From the entries below, pull out each line where "later" appears.

☆ ☆ ☆ ☆ ☆

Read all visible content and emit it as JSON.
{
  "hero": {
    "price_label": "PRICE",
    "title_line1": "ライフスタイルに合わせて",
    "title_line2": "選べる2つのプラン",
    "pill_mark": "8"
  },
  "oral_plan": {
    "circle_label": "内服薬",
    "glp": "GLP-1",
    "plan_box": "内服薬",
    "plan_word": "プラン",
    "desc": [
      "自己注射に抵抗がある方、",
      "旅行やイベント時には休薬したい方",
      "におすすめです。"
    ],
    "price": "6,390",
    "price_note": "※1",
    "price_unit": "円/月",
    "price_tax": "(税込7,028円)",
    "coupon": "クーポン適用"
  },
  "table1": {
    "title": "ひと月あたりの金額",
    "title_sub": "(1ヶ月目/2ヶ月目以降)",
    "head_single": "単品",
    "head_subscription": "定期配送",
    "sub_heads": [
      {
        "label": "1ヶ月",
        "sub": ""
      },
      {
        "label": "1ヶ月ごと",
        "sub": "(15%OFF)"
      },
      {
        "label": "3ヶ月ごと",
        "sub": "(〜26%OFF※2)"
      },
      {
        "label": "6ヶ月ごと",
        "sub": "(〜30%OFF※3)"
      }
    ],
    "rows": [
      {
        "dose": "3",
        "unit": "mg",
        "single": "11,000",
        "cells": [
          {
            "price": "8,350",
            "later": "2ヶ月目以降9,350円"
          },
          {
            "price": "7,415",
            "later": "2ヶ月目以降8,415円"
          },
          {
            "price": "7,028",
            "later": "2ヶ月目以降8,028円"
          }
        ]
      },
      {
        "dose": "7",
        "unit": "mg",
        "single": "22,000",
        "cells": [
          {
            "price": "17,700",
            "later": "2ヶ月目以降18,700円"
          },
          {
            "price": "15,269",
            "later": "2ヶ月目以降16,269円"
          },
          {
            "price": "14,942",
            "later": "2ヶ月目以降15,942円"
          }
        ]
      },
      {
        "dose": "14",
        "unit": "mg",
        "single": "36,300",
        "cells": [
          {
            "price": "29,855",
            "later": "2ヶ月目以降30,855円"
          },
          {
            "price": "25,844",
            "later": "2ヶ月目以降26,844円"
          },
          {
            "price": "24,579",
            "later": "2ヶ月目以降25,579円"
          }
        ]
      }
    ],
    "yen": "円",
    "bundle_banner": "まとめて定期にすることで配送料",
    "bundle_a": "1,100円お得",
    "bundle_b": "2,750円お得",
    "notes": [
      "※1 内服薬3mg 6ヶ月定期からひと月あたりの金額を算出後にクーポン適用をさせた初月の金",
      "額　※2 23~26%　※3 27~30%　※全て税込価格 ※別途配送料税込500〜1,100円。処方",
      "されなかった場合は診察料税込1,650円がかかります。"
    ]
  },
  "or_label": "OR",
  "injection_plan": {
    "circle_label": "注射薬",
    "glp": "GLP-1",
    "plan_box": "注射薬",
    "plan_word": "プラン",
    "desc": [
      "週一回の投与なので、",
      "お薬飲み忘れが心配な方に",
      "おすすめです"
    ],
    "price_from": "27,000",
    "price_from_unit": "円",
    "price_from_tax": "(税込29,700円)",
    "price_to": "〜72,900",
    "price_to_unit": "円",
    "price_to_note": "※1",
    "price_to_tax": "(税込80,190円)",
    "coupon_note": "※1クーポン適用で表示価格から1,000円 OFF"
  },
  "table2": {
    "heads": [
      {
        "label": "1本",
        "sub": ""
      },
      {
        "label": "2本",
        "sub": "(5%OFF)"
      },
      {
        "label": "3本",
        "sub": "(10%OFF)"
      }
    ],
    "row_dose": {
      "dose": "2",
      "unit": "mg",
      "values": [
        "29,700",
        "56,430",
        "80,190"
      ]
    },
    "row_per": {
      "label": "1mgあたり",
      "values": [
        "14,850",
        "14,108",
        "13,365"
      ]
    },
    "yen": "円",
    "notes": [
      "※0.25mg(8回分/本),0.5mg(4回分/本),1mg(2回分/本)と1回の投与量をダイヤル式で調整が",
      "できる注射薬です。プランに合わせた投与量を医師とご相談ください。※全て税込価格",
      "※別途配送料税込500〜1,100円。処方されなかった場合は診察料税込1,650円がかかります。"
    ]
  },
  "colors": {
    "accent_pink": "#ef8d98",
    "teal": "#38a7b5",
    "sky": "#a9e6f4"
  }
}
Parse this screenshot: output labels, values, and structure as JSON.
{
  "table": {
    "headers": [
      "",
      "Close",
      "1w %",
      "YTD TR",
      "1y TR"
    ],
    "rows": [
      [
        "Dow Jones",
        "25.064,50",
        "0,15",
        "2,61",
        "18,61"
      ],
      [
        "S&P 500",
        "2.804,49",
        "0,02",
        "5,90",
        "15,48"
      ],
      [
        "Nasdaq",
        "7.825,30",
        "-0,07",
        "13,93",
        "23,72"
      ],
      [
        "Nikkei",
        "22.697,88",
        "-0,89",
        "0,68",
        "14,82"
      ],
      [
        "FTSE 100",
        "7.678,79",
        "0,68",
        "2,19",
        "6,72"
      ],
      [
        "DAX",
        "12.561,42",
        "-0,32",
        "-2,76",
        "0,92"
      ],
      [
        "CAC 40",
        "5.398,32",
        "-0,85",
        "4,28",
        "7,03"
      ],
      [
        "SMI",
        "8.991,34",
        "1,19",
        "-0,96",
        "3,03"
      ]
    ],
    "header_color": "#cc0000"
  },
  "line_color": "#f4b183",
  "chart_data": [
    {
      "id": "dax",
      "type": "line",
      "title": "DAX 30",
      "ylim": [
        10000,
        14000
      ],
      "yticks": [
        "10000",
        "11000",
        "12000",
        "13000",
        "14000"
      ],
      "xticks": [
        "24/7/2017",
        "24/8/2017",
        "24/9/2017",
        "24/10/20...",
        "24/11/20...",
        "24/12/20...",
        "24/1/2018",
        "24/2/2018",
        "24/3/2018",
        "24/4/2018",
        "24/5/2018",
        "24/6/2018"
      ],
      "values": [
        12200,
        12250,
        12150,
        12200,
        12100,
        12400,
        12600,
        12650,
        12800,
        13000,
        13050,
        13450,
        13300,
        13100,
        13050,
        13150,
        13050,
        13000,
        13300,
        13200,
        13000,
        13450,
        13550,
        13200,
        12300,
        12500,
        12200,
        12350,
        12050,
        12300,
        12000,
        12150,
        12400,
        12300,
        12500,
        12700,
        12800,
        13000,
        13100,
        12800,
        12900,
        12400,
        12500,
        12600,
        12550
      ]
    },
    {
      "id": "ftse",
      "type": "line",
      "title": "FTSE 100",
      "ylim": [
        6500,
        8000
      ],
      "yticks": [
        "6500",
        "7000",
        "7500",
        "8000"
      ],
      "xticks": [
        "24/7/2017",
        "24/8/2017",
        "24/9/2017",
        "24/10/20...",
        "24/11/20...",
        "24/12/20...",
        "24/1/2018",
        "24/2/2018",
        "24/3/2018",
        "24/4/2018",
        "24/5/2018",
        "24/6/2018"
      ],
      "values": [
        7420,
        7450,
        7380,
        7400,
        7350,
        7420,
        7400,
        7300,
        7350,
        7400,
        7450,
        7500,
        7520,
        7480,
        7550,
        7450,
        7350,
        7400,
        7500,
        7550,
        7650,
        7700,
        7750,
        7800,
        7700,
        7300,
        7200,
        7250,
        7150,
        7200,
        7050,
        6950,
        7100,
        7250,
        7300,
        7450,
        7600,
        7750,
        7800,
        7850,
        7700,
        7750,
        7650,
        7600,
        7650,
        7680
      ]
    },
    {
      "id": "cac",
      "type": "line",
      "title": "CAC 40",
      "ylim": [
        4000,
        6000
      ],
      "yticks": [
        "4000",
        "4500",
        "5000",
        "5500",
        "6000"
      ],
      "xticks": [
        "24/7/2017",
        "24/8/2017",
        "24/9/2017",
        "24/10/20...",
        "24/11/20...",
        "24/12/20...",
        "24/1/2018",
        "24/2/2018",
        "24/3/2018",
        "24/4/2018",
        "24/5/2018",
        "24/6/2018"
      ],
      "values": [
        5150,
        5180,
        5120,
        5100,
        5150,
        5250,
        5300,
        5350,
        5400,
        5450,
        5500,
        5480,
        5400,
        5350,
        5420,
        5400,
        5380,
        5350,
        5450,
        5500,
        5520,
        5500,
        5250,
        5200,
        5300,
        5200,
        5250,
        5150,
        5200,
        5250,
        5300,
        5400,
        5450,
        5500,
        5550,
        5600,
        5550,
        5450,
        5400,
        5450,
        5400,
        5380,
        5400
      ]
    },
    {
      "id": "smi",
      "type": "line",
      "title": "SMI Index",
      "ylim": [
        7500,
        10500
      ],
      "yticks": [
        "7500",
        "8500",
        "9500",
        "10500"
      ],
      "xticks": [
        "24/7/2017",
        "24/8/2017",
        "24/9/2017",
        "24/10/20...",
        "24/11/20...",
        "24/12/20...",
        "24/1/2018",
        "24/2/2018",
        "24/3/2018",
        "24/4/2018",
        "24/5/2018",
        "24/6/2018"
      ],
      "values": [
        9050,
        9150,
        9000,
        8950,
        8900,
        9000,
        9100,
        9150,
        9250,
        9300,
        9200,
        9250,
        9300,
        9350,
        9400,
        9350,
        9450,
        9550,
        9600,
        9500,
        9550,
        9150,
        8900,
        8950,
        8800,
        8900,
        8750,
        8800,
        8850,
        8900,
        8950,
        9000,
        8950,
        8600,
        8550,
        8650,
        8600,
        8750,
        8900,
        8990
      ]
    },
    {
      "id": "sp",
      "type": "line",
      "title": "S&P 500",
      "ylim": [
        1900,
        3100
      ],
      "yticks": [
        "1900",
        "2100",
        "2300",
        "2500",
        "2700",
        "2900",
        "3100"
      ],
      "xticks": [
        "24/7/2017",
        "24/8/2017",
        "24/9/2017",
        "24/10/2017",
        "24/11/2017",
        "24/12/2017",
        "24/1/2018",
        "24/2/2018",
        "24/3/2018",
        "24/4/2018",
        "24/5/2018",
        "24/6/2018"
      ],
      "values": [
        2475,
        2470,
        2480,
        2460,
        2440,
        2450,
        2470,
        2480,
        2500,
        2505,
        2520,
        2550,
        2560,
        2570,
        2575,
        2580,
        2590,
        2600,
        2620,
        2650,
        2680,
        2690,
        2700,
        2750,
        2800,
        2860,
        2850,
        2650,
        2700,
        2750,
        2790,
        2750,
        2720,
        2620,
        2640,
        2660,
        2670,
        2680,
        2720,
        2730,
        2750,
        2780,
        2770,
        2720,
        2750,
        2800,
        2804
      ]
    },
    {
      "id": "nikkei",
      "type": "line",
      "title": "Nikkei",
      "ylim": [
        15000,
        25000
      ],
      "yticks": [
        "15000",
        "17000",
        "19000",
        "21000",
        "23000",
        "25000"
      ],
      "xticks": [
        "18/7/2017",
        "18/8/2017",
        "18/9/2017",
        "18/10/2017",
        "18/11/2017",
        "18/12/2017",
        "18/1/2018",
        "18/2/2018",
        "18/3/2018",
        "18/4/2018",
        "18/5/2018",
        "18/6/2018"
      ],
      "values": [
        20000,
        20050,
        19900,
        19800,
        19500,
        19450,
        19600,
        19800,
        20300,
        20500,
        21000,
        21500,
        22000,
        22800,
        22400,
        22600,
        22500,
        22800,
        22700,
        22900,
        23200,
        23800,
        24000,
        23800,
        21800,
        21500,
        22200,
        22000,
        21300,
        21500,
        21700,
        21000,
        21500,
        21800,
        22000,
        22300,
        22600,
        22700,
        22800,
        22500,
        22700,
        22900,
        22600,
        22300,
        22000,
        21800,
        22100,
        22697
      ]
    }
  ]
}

☆ ☆ ☆ ☆ ☆

Completed task:
            "later": "2ヶ月目以降9,350円"
            "later": "2ヶ月目以降8,415円"
            "later": "2ヶ月目以降8,028円"
            "later": "2ヶ月目以降18,700円"
            "later": "2ヶ月目以降16,269円"
            "later": "2ヶ月目以降15,942円"
            "later": "2ヶ月目以降30,855円"
            "later": "2ヶ月目以降26,844円"
            "later": "2ヶ月目以降25,579円"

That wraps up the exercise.